Given instruction: From the material below, list every line containing "name".

Records from a data source

------

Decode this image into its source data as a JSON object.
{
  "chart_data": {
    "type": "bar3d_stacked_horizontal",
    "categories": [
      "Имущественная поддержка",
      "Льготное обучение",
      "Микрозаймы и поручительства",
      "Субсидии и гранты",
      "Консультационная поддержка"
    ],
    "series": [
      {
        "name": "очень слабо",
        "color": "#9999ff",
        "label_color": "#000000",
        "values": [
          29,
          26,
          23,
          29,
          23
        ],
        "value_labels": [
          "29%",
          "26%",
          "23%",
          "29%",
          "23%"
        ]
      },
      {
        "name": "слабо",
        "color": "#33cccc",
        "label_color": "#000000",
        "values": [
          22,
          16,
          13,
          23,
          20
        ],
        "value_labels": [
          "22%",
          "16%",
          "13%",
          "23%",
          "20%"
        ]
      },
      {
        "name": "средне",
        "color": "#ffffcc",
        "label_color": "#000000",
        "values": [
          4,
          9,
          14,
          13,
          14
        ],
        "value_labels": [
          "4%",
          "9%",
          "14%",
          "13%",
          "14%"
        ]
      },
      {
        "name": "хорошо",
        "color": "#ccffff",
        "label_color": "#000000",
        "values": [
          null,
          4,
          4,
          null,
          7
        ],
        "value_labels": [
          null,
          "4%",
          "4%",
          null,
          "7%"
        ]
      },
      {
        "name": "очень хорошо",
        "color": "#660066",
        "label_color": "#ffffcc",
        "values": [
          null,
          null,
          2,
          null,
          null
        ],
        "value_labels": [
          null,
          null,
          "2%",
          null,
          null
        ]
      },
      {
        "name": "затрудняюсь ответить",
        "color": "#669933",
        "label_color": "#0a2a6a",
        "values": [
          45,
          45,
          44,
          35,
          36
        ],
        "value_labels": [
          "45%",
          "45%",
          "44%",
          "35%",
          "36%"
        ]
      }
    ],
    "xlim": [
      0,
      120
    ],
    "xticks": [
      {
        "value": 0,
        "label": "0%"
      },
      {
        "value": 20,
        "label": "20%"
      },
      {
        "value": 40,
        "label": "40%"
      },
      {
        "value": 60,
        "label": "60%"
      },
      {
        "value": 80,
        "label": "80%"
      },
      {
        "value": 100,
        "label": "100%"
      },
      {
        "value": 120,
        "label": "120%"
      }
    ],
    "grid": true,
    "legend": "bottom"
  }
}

------

Response to the exercise:
        "name": "очень слабо",
        "name": "слабо",
        "name": "средне",
        "name": "хорошо",
        "name": "очень хорошо",
        "name": "затрудняюсь ответить",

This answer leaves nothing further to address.